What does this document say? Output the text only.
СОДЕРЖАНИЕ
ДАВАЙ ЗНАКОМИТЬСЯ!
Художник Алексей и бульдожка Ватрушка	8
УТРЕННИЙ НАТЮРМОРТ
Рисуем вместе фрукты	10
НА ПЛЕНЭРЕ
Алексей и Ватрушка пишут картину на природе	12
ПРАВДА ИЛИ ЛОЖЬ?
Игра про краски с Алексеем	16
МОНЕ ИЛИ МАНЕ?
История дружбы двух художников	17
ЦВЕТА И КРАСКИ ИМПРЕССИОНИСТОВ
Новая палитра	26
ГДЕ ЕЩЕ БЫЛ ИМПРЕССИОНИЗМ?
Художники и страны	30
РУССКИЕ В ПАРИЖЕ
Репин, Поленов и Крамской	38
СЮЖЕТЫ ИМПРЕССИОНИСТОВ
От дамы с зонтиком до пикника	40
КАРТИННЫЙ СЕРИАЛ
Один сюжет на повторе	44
○ ○ ○ ○
• **Short problem**: Repeat the listing above without any change.

• **Reply to the task**:
What does this document say? Output the text only.
СОДЕРЖАНИЕ
ДАВАЙ ЗНАКОМИТЬСЯ!
Художник Алексей и бульдожка Ватрушка	8
УТРЕННИЙ НАТЮРМОРТ
Рисуем вместе фрукты	10
НА ПЛЕНЭРЕ
Алексей и Ватрушка пишут картину на природе	12
ПРАВДА ИЛИ ЛОЖЬ?
Игра про краски с Алексеем	16
МОНЕ ИЛИ МАНЕ?
История дружбы двух художников	17
ЦВЕТА И КРАСКИ ИМПРЕССИОНИСТОВ
Новая палитра	26
ГДЕ ЕЩЕ БЫЛ ИМПРЕССИОНИЗМ?
Художники и страны	30
РУССКИЕ В ПАРИЖЕ
Репин, Поленов и Крамской	38
СЮЖЕТЫ ИМПРЕССИОНИСТОВ
От дамы с зонтиком до пикника	40
КАРТИННЫЙ СЕРИАЛ
Один сюжет на повторе	44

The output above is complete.